## START EXTRACTED INFORMATION

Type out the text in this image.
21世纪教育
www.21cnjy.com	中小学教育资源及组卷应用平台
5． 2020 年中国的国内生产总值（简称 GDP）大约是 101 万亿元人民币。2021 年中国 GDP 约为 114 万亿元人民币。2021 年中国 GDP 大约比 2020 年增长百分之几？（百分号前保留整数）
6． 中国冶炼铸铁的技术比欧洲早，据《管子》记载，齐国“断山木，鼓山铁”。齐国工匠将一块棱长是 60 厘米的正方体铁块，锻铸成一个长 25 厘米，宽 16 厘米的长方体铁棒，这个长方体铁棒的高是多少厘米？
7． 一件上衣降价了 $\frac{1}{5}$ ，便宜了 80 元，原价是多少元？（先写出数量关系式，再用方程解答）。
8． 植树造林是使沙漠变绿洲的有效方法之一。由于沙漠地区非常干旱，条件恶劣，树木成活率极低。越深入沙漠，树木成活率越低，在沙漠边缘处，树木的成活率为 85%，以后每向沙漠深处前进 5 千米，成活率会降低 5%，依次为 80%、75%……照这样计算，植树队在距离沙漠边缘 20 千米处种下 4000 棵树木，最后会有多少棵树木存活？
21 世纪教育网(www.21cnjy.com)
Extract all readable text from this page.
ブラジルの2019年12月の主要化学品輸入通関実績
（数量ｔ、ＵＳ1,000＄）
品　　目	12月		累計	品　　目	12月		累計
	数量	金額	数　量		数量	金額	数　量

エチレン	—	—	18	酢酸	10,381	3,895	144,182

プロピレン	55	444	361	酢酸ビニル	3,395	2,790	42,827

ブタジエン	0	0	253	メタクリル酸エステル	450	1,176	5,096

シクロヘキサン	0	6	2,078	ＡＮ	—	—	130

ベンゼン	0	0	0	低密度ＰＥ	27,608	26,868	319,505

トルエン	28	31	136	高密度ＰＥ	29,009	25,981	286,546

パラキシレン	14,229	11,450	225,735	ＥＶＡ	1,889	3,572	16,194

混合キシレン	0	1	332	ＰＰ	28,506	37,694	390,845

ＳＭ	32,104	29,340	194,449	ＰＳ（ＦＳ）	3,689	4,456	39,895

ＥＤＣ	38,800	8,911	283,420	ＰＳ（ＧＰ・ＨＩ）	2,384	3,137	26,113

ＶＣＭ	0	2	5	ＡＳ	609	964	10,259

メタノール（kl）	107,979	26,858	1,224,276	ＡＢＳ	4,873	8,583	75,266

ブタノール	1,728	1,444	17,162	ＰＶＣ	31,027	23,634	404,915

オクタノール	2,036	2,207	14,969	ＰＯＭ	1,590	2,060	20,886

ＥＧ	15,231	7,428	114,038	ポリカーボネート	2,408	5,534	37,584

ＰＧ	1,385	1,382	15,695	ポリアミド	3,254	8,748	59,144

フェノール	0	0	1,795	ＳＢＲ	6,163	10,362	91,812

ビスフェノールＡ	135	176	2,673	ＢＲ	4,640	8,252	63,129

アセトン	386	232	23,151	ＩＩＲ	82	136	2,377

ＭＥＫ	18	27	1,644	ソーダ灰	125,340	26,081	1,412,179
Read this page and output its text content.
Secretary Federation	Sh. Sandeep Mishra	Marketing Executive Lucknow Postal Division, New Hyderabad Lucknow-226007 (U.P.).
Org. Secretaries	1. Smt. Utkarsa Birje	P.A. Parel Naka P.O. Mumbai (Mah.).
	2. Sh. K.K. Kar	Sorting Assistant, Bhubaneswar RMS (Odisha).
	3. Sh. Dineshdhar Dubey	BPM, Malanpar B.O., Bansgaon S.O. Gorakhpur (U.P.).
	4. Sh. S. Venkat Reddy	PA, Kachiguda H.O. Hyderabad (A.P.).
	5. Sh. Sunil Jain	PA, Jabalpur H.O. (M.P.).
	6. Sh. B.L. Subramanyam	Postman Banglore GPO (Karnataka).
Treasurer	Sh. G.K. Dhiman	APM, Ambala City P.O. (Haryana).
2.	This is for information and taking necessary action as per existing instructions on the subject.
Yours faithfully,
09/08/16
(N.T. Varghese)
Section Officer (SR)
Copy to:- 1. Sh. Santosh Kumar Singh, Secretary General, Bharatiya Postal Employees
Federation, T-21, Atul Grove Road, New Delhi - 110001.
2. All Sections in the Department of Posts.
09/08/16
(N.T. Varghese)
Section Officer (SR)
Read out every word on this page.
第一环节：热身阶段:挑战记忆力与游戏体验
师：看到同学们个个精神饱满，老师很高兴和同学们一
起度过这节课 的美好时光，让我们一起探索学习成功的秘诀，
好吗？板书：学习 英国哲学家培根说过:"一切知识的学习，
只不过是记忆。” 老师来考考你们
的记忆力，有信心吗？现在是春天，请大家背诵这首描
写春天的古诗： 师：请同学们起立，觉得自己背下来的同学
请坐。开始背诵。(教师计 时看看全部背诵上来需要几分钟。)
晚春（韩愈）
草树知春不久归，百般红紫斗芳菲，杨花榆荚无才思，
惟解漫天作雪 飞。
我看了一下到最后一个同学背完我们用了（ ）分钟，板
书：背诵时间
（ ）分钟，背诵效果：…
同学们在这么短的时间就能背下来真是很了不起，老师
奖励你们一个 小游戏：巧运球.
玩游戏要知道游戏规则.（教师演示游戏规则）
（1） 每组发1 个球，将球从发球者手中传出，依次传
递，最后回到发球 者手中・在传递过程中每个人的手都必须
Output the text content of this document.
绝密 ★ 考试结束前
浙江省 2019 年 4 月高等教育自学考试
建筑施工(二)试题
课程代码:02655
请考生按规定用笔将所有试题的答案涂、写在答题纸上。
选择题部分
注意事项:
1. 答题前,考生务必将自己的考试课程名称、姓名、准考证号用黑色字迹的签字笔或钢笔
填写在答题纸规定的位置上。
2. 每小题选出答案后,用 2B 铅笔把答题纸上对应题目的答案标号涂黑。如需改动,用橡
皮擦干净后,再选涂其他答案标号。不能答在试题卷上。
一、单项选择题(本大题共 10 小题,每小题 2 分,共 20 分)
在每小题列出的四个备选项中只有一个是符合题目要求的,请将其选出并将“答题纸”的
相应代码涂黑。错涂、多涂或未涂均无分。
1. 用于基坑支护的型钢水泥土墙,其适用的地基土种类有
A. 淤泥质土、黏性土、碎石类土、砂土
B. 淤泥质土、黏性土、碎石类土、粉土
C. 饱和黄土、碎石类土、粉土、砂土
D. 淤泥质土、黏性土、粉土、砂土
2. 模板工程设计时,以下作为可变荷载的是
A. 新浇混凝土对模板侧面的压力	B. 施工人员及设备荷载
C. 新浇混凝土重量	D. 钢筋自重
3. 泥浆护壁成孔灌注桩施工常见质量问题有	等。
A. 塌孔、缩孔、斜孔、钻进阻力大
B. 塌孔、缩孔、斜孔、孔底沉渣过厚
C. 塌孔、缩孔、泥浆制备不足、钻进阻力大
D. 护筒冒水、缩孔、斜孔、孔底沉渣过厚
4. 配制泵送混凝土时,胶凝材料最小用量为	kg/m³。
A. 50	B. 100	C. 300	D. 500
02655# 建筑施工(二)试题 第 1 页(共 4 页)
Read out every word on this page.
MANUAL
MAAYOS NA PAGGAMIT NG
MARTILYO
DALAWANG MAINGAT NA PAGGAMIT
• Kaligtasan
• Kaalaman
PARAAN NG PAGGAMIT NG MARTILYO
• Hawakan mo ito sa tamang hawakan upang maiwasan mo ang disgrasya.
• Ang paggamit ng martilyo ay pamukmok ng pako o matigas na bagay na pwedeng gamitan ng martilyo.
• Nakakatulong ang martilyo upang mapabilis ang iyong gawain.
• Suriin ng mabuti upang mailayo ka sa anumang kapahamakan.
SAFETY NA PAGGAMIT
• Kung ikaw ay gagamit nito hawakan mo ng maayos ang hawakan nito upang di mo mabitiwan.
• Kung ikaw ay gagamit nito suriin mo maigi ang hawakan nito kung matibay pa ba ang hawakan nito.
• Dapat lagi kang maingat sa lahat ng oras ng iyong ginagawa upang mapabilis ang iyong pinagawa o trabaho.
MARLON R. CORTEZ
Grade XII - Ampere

## END EXTRACTED INFORMATION

§ **WHAT NEEDS TO BE DONE**: Whichever lines contain the string "page", select and copy them.

§ **SOLUTION**:
Extract all readable text from this page.
Read this page and output its text content.
Read out every word on this page.
Read out every word on this page.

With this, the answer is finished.